Omit the pictures and return every entry exactly as written.

**********

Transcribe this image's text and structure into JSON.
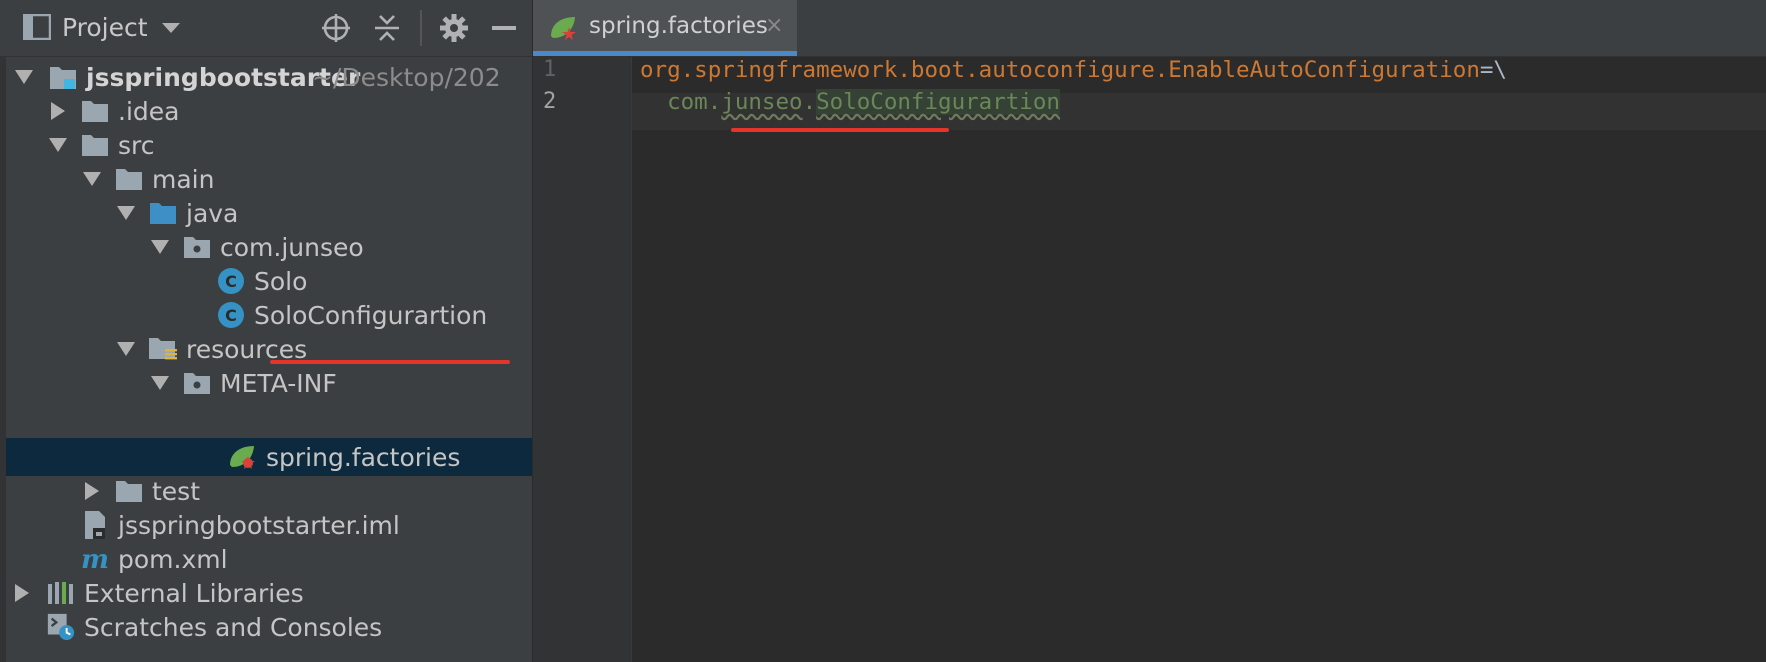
{
  "project_panel": {
    "title": "Project",
    "tree": [
      {
        "label": "jsspringbootstarter",
        "path": "~/Desktop/202",
        "bold": true
      },
      {
        "label": ".idea"
      },
      {
        "label": "src"
      },
      {
        "label": "main"
      },
      {
        "label": "java"
      },
      {
        "label": "com.junseo"
      },
      {
        "label": "Solo"
      },
      {
        "label": "SoloConfigurartion"
      },
      {
        "label": "resources"
      },
      {
        "label": "META-INF"
      },
      {
        "label": "spring.factories"
      },
      {
        "label": "test"
      },
      {
        "label": "jsspringbootstarter.iml"
      },
      {
        "label": "pom.xml"
      },
      {
        "label": "External Libraries"
      },
      {
        "label": "Scratches and Consoles"
      }
    ]
  },
  "editor": {
    "tab_label": "spring.factories",
    "tab_close": "×",
    "line_numbers": [
      "1",
      "2"
    ],
    "line1_key": "org.springframework.boot.autoconfigure.EnableAutoConfiguration",
    "line1_sep": "=\\",
    "line2_indent": "  ",
    "line2_pkg1": "com",
    "line2_dot1": ".",
    "line2_pkg2": "junseo",
    "line2_dot2": ".",
    "line2_class": "SoloConfigurartion"
  },
  "colors": {
    "accent": "#4a88c7",
    "highlight_underline": "#e5352a",
    "properties_key": "#cc7832",
    "properties_value": "#6a8759"
  },
  "icons": {
    "panel": "project-view-icon",
    "locate": "crosshair-icon",
    "collapse": "collapse-all-icon",
    "settings": "gear-icon",
    "hide": "minimize-icon"
  }
}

**********

**EXPECTED OUTPUT**
Transcribe this image's text and structure into JSON.
{
  "project_panel": {
    "title": "Project",
    "tree": [
      {
        "label": "jsspringbootstarter",
        "path": "~/Desktop/202",
        "bold": true
      },
      {
        "label": ".idea"
      },
      {
        "label": "src"
      },
      {
        "label": "main"
      },
      {
        "label": "java"
      },
      {
        "label": "com.junseo"
      },
      {
        "label": "Solo"
      },
      {
        "label": "SoloConfigurartion"
      },
      {
        "label": "resources"
      },
      {
        "label": "META-INF"
      },
      {
        "label": "spring.factories"
      },
      {
        "label": "test"
      },
      {
        "label": "jsspringbootstarter.iml"
      },
      {
        "label": "pom.xml"
      },
      {
        "label": "External Libraries"
      },
      {
        "label": "Scratches and Consoles"
      }
    ]
  },
  "editor": {
    "tab_label": "spring.factories",
    "tab_close": "×",
    "line_numbers": [
      "1",
      "2"
    ],
    "line1_key": "org.springframework.boot.autoconfigure.EnableAutoConfiguration",
    "line1_sep": "=\\",
    "line2_indent": "  ",
    "line2_pkg1": "com",
    "line2_dot1": ".",
    "line2_pkg2": "junseo",
    "line2_dot2": ".",
    "line2_class": "SoloConfigurartion"
  },
  "colors": {
    "accent": "#4a88c7",
    "highlight_underline": "#e5352a",
    "properties_key": "#cc7832",
    "properties_value": "#6a8759"
  },
  "icons": {
    "panel": "project-view-icon",
    "locate": "crosshair-icon",
    "collapse": "collapse-all-icon",
    "settings": "gear-icon",
    "hide": "minimize-icon"
  }
}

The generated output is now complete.